PASSAGE TO READ:
=== Section Start ===
Validation and Control
The final step of the DMAIC cycle involves verifying the results of the optimization experiments and ensuring the process remains in specification. However, this is only achievable if the variability of undefined categorical cell culture variables (e.g., serum batch, primary cell source) that were held constant in the improvement phase are maintained or understood in the validation phase. This presents problems for developing capable automated production processes for autologous therapies where cell source is a poorly understood variable and restricts the application of the results from experiments using primary cells (such as the hMSC example given here) to a strict set of laboratory conditions. Work is therefore ongoing to widen the process investigation to address the primary cell source variability and standardize other culture inputs necessary for the full validation and practical applicability of the hMSC results to autologous clinical application. However, the demonstration of the value of the methods for analyzing automated cell culture processes and identifying sources of variation in important outputs has initiated similar process improvement projects on banked cell lines for putative allogeneic therapies. In these cultures, the output will be easier to validate due to the low level of variability in the input material.
Summary
At Loughborough University, we have demonstrated that automated cell culture coupled with the application of process engineering principles will be an important tool for the successful commercial production and early-stage process development of therapeutic cell cultures. The approach is particularly powerful because the process control of the automation provides power to statistical analysis and enables large numbers of variables to be manipulated when compared to possible manual experiments. The automation platform also has the benefit of being a realistic potential production unit thereby adding relevance to the output. The tools and examples outlined are an introduction to the power of a multidisciplinary team-based approach to automated manufacturing process issues in tissue engineering and regenerative medicine. These tools are also being applied to add value for other process outputs such as process time, costs, and other identified critical outputs. Through the application of these techniques, we hope to develop optimized validated processes for automatic production of multiple cell types for cell-based therapeutic applications.
Acknowledgments
This work forms part of the UK Engineering and Physical Sciences Research Council funded Innovative Manufacturing Grand Challenge in regenerative Medicine—Remedi. Remedi is a partnership of Loughborough, Nottingham, Cambridge, Birmingham, Ulster and Liverpool Universities, and industry and agency stakeholders. We are particularly grateful for the support of Richard Archer and TAP in this work.
=== Section End ===
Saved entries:
=== Section Start ===
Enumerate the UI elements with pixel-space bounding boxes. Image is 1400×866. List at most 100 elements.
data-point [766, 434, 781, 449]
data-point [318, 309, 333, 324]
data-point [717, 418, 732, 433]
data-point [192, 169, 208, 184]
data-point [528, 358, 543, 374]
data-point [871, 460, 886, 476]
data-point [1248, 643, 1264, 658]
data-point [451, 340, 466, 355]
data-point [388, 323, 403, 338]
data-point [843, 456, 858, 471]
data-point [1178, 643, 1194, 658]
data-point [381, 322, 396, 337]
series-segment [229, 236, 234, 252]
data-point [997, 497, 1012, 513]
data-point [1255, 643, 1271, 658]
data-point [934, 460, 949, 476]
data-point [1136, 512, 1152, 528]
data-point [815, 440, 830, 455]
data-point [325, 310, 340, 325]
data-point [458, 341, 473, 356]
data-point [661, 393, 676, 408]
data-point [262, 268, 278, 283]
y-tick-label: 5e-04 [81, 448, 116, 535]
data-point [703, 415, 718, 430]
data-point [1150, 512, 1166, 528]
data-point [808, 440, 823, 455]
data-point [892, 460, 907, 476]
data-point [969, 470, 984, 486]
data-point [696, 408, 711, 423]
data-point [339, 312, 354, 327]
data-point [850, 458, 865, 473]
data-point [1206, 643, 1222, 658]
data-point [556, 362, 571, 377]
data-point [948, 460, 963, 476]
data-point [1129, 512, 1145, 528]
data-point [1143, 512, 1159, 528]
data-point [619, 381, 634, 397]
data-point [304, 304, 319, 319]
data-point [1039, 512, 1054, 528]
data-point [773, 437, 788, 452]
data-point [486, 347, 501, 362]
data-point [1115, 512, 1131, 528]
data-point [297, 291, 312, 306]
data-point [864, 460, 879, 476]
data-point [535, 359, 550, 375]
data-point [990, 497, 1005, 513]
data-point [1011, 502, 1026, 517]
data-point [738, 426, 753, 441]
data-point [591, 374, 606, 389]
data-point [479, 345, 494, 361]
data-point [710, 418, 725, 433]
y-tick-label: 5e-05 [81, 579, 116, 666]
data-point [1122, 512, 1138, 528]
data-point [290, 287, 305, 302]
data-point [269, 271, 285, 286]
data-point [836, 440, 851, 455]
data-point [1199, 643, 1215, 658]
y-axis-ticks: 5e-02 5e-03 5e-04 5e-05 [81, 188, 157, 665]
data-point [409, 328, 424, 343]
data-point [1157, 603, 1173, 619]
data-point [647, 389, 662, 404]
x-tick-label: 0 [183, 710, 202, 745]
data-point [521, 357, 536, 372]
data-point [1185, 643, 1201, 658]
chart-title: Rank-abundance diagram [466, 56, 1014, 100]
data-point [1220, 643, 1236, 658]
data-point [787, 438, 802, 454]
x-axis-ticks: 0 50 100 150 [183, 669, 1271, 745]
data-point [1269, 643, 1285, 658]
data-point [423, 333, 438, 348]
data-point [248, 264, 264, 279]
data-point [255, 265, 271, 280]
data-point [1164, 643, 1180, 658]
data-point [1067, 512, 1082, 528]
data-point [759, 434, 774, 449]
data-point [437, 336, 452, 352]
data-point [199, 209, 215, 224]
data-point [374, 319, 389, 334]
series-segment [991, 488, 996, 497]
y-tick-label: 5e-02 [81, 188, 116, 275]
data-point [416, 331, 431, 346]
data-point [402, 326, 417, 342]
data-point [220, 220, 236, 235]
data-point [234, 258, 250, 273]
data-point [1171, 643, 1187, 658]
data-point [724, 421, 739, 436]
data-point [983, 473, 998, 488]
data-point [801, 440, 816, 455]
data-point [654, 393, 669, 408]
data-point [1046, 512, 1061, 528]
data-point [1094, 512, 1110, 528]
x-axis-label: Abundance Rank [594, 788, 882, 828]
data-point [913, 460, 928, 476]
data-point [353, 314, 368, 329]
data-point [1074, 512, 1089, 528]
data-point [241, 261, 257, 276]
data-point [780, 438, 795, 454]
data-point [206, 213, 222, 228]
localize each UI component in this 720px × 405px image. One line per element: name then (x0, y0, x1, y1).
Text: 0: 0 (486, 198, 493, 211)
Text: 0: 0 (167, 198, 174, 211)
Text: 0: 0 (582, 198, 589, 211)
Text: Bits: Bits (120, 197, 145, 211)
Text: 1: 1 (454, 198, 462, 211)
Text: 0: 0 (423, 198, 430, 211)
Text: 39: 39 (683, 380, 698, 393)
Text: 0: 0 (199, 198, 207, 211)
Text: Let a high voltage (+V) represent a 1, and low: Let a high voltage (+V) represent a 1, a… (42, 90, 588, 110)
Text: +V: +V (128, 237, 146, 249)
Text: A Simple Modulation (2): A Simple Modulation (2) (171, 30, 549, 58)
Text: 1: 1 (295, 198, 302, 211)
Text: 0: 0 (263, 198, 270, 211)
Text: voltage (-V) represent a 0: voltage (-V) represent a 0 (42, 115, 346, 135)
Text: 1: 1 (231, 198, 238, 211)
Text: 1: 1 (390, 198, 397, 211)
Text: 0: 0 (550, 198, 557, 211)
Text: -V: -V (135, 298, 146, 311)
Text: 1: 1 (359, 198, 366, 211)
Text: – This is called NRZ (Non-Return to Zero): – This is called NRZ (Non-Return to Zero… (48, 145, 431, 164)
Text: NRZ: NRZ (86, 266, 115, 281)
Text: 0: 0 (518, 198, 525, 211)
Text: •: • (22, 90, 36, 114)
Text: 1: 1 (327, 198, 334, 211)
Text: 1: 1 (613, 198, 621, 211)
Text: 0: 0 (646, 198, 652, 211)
=== Section End ===
EXERCISE REQUIREMENTS:
Answer these questions about the passage on automated cell culture above:
1. At which university does the summary say the demonstration was carried out?
2. Why will the output from banked cell lines be easier to validate?
3. Which research council funds the Innovative Manufacturing Grand Challenge that includes this work?

RESULT OF THE EXERCISE:
1. Loughborough University.
2. The input material has a low level of variability.
3. The UK Engineering and Physical Sciences Research Council.